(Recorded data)
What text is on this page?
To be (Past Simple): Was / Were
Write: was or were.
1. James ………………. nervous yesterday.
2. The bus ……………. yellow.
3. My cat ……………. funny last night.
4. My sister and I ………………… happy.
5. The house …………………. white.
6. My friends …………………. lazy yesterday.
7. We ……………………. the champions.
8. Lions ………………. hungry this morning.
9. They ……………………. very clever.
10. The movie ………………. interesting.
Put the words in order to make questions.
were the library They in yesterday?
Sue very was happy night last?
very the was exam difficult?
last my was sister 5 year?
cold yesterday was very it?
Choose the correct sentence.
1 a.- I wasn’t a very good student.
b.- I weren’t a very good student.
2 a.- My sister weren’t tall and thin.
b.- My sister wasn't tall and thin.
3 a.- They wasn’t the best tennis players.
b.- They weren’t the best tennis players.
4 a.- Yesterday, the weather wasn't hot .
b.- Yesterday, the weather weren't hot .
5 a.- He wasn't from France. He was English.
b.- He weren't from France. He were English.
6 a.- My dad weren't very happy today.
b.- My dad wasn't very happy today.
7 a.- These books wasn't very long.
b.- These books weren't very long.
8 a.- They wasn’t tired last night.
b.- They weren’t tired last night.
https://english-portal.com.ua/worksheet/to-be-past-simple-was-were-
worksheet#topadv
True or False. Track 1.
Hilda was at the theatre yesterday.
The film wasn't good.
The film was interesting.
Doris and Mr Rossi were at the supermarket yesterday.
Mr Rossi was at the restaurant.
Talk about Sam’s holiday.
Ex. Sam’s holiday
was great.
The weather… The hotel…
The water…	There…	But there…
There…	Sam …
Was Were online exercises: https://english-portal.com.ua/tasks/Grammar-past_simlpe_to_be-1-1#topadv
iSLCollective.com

#### [Stated goal]
Repeat each record in full; every line must match exactly.

#### [Full response]
What text is on this page?
To be (Past Simple): Was / Were
Write: was or were.
1. James ………………. nervous yesterday.
2. The bus ……………. yellow.
3. My cat ……………. funny last night.
4. My sister and I ………………… happy.
5. The house …………………. white.
6. My friends …………………. lazy yesterday.
7. We ……………………. the champions.
8. Lions ………………. hungry this morning.
9. They ……………………. very clever.
10. The movie ………………. interesting.
Put the words in order to make questions.
were the library They in yesterday?
Sue very was happy night last?
very the was exam difficult?
last my was sister 5 year?
cold yesterday was very it?
Choose the correct sentence.
1 a.- I wasn’t a very good student.
b.- I weren’t a very good student.
2 a.- My sister weren’t tall and thin.
b.- My sister wasn't tall and thin.
3 a.- They wasn’t the best tennis players.
b.- They weren’t the best tennis players.
4 a.- Yesterday, the weather wasn't hot .
b.- Yesterday, the weather weren't hot .
5 a.- He wasn't from France. He was English.
b.- He weren't from France. He were English.
6 a.- My dad weren't very happy today.
b.- My dad wasn't very happy today.
7 a.- These books wasn't very long.
b.- These books weren't very long.
8 a.- They wasn’t tired last night.
b.- They weren’t tired last night.
https://english-portal.com.ua/worksheet/to-be-past-simple-was-were-
worksheet#topadv
True or False. Track 1.
Hilda was at the theatre yesterday.
The film wasn't good.
The film was interesting.
Doris and Mr Rossi were at the supermarket yesterday.
Mr Rossi was at the restaurant.
Talk about Sam’s holiday.
Ex. Sam’s holiday
was great.
The weather… The hotel…
The water…	There…	But there…
There…	Sam …
Was Were online exercises: https://english-portal.com.ua/tasks/Grammar-past_simlpe_to_be-1-1#topadv
iSLCollective.com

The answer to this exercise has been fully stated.